— START Provided data —

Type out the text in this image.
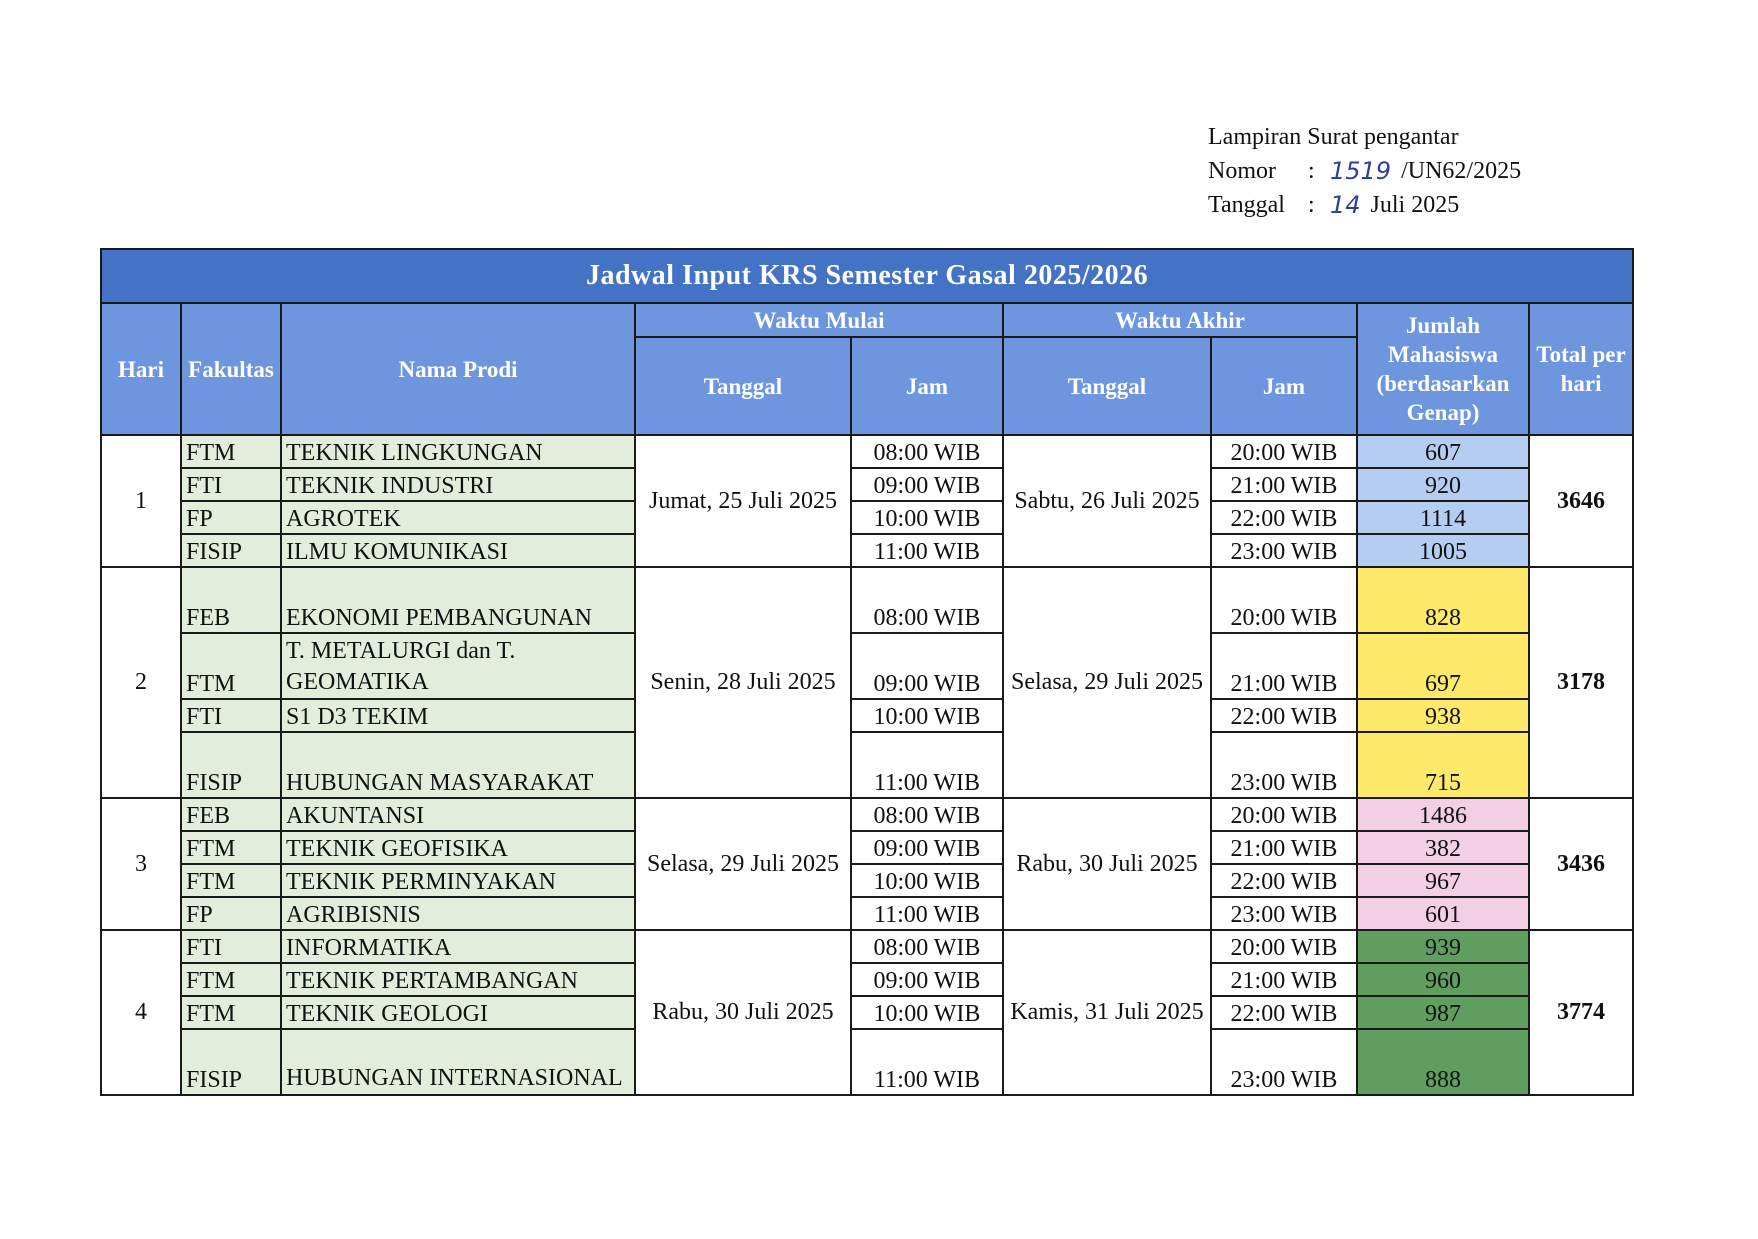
Lampiran Surat pengantar
Nomor	: 1519 /UN62/2025
Tanggal : 14 Juli 2025
Jadwal Input KRS Semester Gasal 2025/2026								
Hari	Fakultas	Nama Prodi	Waktu Mulai		Waktu Akhir		Jumlah Mahasiswa (berdasarkan Genap)	Total per hari
			Tanggal	Jam	Tanggal	Jam		
1	FTM	TEKNIK LINGKUNGAN	Jumat, 25 Juli 2025	08:00 WIB	Sabtu, 26 Juli 2025	20:00 WIB	607	3646
	FTI	TEKNIK INDUSTRI		09:00 WIB		21:00 WIB	920	
	FP	AGROTEK		10:00 WIB		22:00 WIB	1114	
	FISIP	ILMU KOMUNIKASI		11:00 WIB		23:00 WIB	1005	
2	FEB	EKONOMI PEMBANGUNAN	Senin, 28 Juli 2025	08:00 WIB	Selasa, 29 Juli 2025	20:00 WIB	828	3178
	FTM	T. METALURGI dan T. GEOMATIKA		09:00 WIB		21:00 WIB	697	
	FTI	S1 D3 TEKIM		10:00 WIB		22:00 WIB	938	
	FISIP	HUBUNGAN MASYARAKAT		11:00 WIB		23:00 WIB	715	
3	FEB	AKUNTANSI	Selasa, 29 Juli 2025	08:00 WIB	Rabu, 30 Juli 2025	20:00 WIB	1486	3436
	FTM	TEKNIK GEOFISIKA		09:00 WIB		21:00 WIB	382	
	FTM	TEKNIK PERMINYAKAN		10:00 WIB		22:00 WIB	967	
	FP	AGRIBISNIS		11:00 WIB		23:00 WIB	601	
4	FTI	INFORMATIKA	Rabu, 30 Juli 2025	08:00 WIB	Kamis, 31 Juli 2025	20:00 WIB	939	3774
	FTM	TEKNIK PERTAMBANGAN		09:00 WIB		21:00 WIB	960	
	FTM	TEKNIK GEOLOGI		10:00 WIB		22:00 WIB	987	
	FISIP	HUBUNGAN INTERNASIONAL		11:00 WIB		23:00 WIB	888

— END Provided data —

_Exercise_
Copy the listing in full and without alteration, omitting every picture.

_Answer for the task_
Type out the text in this image.
Lampiran Surat pengantar
Nomor	: 1519 /UN62/2025
Tanggal : 14 Juli 2025
Jadwal Input KRS Semester Gasal 2025/2026								
Hari	Fakultas	Nama Prodi	Waktu Mulai		Waktu Akhir		Jumlah Mahasiswa (berdasarkan Genap)	Total per hari
			Tanggal	Jam	Tanggal	Jam		
1	FTM	TEKNIK LINGKUNGAN	Jumat, 25 Juli 2025	08:00 WIB	Sabtu, 26 Juli 2025	20:00 WIB	607	3646
	FTI	TEKNIK INDUSTRI		09:00 WIB		21:00 WIB	920	
	FP	AGROTEK		10:00 WIB		22:00 WIB	1114	
	FISIP	ILMU KOMUNIKASI		11:00 WIB		23:00 WIB	1005	
2	FEB	EKONOMI PEMBANGUNAN	Senin, 28 Juli 2025	08:00 WIB	Selasa, 29 Juli 2025	20:00 WIB	828	3178
	FTM	T. METALURGI dan T. GEOMATIKA		09:00 WIB		21:00 WIB	697	
	FTI	S1 D3 TEKIM		10:00 WIB		22:00 WIB	938	
	FISIP	HUBUNGAN MASYARAKAT		11:00 WIB		23:00 WIB	715	
3	FEB	AKUNTANSI	Selasa, 29 Juli 2025	08:00 WIB	Rabu, 30 Juli 2025	20:00 WIB	1486	3436
	FTM	TEKNIK GEOFISIKA		09:00 WIB		21:00 WIB	382	
	FTM	TEKNIK PERMINYAKAN		10:00 WIB		22:00 WIB	967	
	FP	AGRIBISNIS		11:00 WIB		23:00 WIB	601	
4	FTI	INFORMATIKA	Rabu, 30 Juli 2025	08:00 WIB	Kamis, 31 Juli 2025	20:00 WIB	939	3774
	FTM	TEKNIK PERTAMBANGAN		09:00 WIB		21:00 WIB	960	
	FTM	TEKNIK GEOLOGI		10:00 WIB		22:00 WIB	987	
	FISIP	HUBUNGAN INTERNASIONAL		11:00 WIB		23:00 WIB	888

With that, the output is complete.